* **DO THIS**: Continue the forum thread about upgrading to Windows 8.1 Pro Pack for Media Center, starting right after its last line.

* **SELECTION**:
********
1. I purchased a full version of 8.1 Pro from Amazon, downoloaded it, burned the ISO disk, installed and activated. No problem.

2. Installed mobo drivers, no problem. Now PC is online and working great.

3. Purchased retail 8.1 Pro Pack (for the MediaCenter functionality) upgrade from an online outfit called Bargainvalley. They sent me an e-mail with a link to the install .exe and a product key. But when I run it and enter the key Windows setup says "we're going online to get a few things ready", then pops up the message "we can't connect right now, check your internet connection". But my Internet connection is fully functional.

Any solutions to this? Or is this possibly an invalid key or somesuch that the MS server refuses to acknowledge? Is there a way to check?


----------



## Masterchiefxx17 (Feb 27, 2010)

See if you can get it to work through the Windows Anytime Upgrade:

https://supertekboy.com/2013/08/12/how-to-perform-an-anytime-upgrade-in-windows-8/


----------



## Raylo (Feb 12, 2006)

That would have been too easy. Unfortunately MS no longer makes or sells any products with MediaCenter, but allows 3rd parties to sell existing licenses.

And this keeps getting better. So I called MS for the first time ever in 30+ years of using Windows and turns out the download license I bought is just for 8.1 Pro, NOT the Pro Pack that contains media center. Looks like the site used a stock photo of a Pro Pack box for a simple Pro upgrade. So I am trying to get that refunded and looking for a legitimate Pro Pack. Amazon has 3 left but twice the $ I paid which is why I tried the new guys in the first place. Bargainvalley is interesting but they are not tech-centric so this difference is probably lost on them. So far they have been responsive and have live USA based phone support, which is refreshing. In any case Amazon hopefully has a better handle on what they are really selling and if not at least they are reputable and offer easy returns with my prime account and spending habits.



Masterchiefxx17 said:


> See if you can get it to work through the Windows Anytime Upgrade:
> 
> https://supertekboy.com/2013/08/12/how-to-perform-an-anytime-upgrade-in-windows-8/


----------



## spunk.funk (May 13, 2010)

Here are some others you can look at: 8.1 Pro Pack upgrade with Media Center | eBay


----------



## Raylo (Feb 12, 2006)
********
* **Region and label listings**:
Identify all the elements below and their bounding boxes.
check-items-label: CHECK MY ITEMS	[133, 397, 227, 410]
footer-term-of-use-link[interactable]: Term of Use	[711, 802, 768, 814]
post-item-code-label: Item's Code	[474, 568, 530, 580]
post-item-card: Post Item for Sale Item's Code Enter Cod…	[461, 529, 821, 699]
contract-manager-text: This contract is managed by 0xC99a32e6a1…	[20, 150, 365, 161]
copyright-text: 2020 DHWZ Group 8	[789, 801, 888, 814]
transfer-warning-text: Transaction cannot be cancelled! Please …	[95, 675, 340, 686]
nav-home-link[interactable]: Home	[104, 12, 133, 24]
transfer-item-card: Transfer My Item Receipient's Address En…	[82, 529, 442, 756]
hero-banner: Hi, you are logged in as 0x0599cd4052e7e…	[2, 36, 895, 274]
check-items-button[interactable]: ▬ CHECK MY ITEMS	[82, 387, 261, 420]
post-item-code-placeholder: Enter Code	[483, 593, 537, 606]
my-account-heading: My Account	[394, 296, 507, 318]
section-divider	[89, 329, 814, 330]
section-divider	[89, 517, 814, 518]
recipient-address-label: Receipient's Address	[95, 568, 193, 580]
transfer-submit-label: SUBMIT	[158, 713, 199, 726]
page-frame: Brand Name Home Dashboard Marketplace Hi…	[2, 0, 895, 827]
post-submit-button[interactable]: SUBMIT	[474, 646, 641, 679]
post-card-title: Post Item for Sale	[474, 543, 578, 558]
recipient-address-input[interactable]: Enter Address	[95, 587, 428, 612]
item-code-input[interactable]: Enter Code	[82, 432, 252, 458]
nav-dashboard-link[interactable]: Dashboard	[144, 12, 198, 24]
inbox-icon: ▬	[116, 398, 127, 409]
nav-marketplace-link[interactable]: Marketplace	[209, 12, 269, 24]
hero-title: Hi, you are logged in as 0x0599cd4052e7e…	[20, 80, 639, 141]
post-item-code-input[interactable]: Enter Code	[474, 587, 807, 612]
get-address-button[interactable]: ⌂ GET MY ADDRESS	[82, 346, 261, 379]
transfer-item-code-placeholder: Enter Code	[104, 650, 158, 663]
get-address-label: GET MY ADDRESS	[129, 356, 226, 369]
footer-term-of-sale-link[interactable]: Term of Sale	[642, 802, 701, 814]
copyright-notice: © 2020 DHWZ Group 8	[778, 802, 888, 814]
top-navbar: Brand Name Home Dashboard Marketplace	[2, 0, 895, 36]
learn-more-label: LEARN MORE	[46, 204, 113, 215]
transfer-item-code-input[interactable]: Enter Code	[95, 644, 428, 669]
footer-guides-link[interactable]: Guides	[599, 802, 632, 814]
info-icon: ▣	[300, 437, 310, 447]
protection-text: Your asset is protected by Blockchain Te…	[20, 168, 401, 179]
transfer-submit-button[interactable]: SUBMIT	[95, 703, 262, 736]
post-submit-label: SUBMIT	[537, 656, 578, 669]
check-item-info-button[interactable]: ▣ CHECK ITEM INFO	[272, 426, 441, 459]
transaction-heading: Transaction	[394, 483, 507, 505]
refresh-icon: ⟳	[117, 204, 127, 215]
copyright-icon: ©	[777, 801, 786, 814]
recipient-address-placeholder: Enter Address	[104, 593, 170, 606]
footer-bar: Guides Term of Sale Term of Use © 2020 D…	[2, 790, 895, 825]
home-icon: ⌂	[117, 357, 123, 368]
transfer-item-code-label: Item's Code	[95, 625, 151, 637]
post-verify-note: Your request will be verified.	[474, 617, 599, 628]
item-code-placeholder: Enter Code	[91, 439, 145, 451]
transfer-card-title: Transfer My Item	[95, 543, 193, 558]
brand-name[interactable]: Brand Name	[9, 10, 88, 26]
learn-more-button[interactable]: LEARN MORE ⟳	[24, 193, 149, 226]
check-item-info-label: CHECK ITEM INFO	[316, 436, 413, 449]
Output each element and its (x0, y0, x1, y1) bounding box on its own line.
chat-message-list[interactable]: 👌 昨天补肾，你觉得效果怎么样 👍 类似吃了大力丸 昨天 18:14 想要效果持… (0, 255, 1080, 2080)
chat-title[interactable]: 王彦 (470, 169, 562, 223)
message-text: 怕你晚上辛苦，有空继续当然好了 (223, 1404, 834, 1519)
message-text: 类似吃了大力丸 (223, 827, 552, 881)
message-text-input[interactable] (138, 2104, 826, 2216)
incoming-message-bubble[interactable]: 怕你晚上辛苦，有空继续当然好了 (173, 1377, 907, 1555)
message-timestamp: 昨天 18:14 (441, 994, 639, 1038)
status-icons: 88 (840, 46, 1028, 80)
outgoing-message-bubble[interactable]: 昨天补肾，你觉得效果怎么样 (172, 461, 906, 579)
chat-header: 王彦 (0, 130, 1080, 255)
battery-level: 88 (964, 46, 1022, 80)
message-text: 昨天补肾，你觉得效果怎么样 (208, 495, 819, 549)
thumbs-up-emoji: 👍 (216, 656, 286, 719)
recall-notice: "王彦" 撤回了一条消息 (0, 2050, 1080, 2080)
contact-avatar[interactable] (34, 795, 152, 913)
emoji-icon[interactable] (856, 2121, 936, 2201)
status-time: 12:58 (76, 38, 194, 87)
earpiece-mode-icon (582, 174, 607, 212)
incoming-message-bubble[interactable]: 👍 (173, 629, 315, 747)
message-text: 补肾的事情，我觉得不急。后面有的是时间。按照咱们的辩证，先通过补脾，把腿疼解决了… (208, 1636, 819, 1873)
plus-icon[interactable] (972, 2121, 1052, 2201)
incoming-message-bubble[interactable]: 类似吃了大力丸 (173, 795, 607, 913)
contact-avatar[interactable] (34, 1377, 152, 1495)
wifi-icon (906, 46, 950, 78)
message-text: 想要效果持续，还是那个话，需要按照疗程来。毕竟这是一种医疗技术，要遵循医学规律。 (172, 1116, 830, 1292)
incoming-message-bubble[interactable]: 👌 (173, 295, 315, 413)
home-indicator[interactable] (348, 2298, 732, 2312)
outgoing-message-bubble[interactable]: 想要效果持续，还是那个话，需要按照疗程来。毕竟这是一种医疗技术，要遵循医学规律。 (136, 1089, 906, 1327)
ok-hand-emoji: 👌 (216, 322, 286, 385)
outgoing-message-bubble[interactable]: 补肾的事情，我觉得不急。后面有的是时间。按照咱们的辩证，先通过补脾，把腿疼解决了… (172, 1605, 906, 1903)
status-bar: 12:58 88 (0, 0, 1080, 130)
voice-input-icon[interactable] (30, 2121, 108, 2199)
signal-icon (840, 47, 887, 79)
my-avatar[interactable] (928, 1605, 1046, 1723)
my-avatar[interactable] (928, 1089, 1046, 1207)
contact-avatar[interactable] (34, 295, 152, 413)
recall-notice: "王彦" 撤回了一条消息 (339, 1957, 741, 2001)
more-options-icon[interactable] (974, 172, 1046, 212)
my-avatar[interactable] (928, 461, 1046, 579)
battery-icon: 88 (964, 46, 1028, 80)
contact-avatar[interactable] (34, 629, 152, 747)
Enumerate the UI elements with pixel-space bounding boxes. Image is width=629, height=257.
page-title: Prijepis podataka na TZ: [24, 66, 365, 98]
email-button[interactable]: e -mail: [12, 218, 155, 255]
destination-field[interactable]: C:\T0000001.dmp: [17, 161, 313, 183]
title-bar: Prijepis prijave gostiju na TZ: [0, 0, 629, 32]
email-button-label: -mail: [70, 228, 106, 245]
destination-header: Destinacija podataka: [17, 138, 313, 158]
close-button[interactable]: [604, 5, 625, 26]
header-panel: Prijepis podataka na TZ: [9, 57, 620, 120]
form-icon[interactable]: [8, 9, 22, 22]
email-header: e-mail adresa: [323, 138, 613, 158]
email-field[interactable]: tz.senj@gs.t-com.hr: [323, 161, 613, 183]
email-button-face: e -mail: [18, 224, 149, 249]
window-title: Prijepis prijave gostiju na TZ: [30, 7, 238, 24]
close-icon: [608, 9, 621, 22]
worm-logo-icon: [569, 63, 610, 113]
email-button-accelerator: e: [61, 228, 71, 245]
********
* **OUTPUT**:
I already sprung for the one on Amazon. They are sold by a software business that claims to be a MS "gold" partner. I called them to confirm that I will be getting what I want. They were down to just 3 licenses left (there were 7 Tuesday) and with MS not issuing any more these things are getting scarce. $$ but a reliable vendor.

Bargainvalley already processed my refund, too. I am impressed with their service if not the product listings. I may have to check them out for some other more routine items.

So Saturday I'll get to try this again with the correct upgrade. I hope I don't get this same non-connect issue. Regardless of having the incorrect product the upgrade assistant should have run and it didn't. I guess we'll see then....




spunk.funk said:


> Here are some others you can look at: 8.1 Pro Pack upgrade with Media Center | eBay


----------



## Masterchiefxx17 (Feb 27, 2010)

Do you have to use Windows Media Center? There are surely alternatives to what you may need to do.


----------



## Raylo (Feb 12, 2006)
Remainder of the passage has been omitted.